[Stored records]

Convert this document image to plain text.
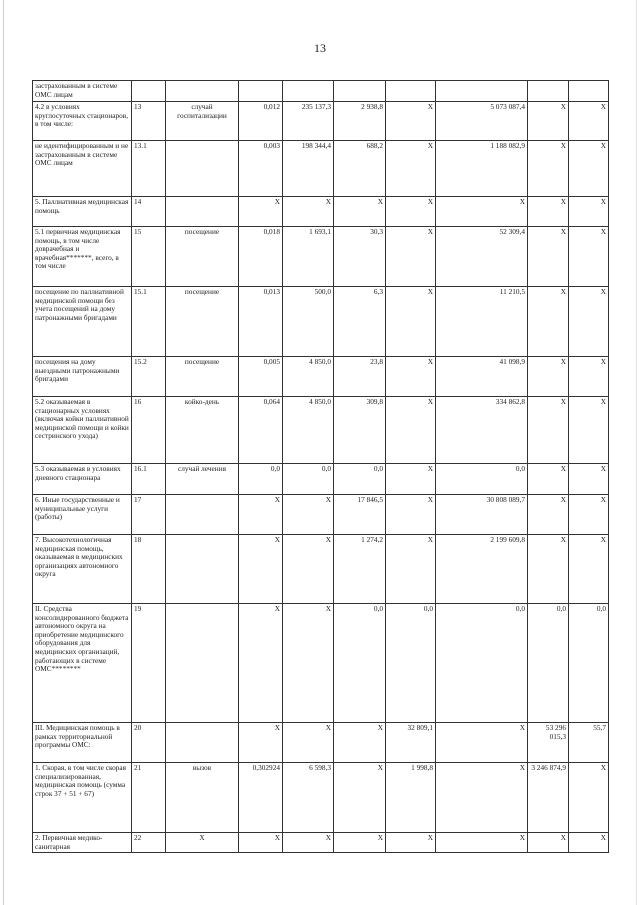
13
застрахованным в системе ОМС лицам									
4.2 в условиях круглосуточных стационаров, в том числе:	13	случай госпитализации	0,012	235 137,3	2 938,8	X	5 073 087,4	X	X
не идентифицированным и не застрахованным в системе ОМС лицам	13.1		0,003	198 344,4	688,2	X	1 188 082,9	X	X
5. Паллиативная медицинская помощь	14		X	X	X	X	X	X	X
5.1 первичная медицинская помощь, в том числе доврачебная и врачебная*******, всего, в том числе	15	посещение	0,018	1 693,1	30,3	X	52 309,4	X	X
посещение по паллиативной медицинской помощи без учета посещений на дому патронажными бригадами	15.1	посещение	0,013	500,0	6,3	X	11 210,5	X	X
посещения на дому выездными патронажными бригадами	15.2	посещение	0,005	4 850,0	23,8	X	41 098,9	X	X
5.2 оказываемая в стационарных условиях (включая койки паллиативной медицинской помощи и койки сестринского ухода)	16	койко-день	0,064	4 850,0	309,8	X	334 862,8	X	X
5.3 оказываемая в условиях дневного стационара	16.1	случай лечения	0,0	0,0	0,0	X	0,0	X	X
6. Иные государственные и муниципальные услуги (работы)	17		X	X	17 846,5	X	30 808 089,7	X	X
7. Высокотехнологичная медицинская помощь, оказываемая в медицинских организациях автономного округа	18		X	X	1 274,2	X	2 199 609,8	X	X
II. Средства консолидированного бюджета автономного округа на приобретение медицинского оборудования для медицинских организаций, работающих в системе ОМС********	19		X	X	0,0	0,0	0,0	0,0	0,0
III. Медицинская помощь в рамках территориальной программы ОМС:	20		X	X	X	32 809,1	X	53 296 015,3	55,7
1. Скорая, в том числе скорая специализированная, медицинская помощь (сумма строк 37 + 51 + 67)	21	вызов	0,302924	6 598,3	X	1 998,8	X	3 246 874,9	X
2. Первичная медико-санитарная	22	X	X	X	X	X	X	X	X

> _EXERCISE DETAILS_
Make an exact copy of the data, leaving its pictures out.

> _SOLUTION TO THE EXERCISE_
Convert this document image to plain text.
13
застрахованным в системе ОМС лицам									
4.2 в условиях круглосуточных стационаров, в том числе:	13	случай госпитализации	0,012	235 137,3	2 938,8	X	5 073 087,4	X	X
не идентифицированным и не застрахованным в системе ОМС лицам	13.1		0,003	198 344,4	688,2	X	1 188 082,9	X	X
5. Паллиативная медицинская помощь	14		X	X	X	X	X	X	X
5.1 первичная медицинская помощь, в том числе доврачебная и врачебная*******, всего, в том числе	15	посещение	0,018	1 693,1	30,3	X	52 309,4	X	X
посещение по паллиативной медицинской помощи без учета посещений на дому патронажными бригадами	15.1	посещение	0,013	500,0	6,3	X	11 210,5	X	X
посещения на дому выездными патронажными бригадами	15.2	посещение	0,005	4 850,0	23,8	X	41 098,9	X	X
5.2 оказываемая в стационарных условиях (включая койки паллиативной медицинской помощи и койки сестринского ухода)	16	койко-день	0,064	4 850,0	309,8	X	334 862,8	X	X
5.3 оказываемая в условиях дневного стационара	16.1	случай лечения	0,0	0,0	0,0	X	0,0	X	X
6. Иные государственные и муниципальные услуги (работы)	17		X	X	17 846,5	X	30 808 089,7	X	X
7. Высокотехнологичная медицинская помощь, оказываемая в медицинских организациях автономного округа	18		X	X	1 274,2	X	2 199 609,8	X	X
II. Средства консолидированного бюджета автономного округа на приобретение медицинского оборудования для медицинских организаций, работающих в системе ОМС********	19		X	X	0,0	0,0	0,0	0,0	0,0
III. Медицинская помощь в рамках территориальной программы ОМС:	20		X	X	X	32 809,1	X	53 296 015,3	55,7
1. Скорая, в том числе скорая специализированная, медицинская помощь (сумма строк 37 + 51 + 67)	21	вызов	0,302924	6 598,3	X	1 998,8	X	3 246 874,9	X
2. Первичная медико-санитарная	22	X	X	X	X	X	X	X	X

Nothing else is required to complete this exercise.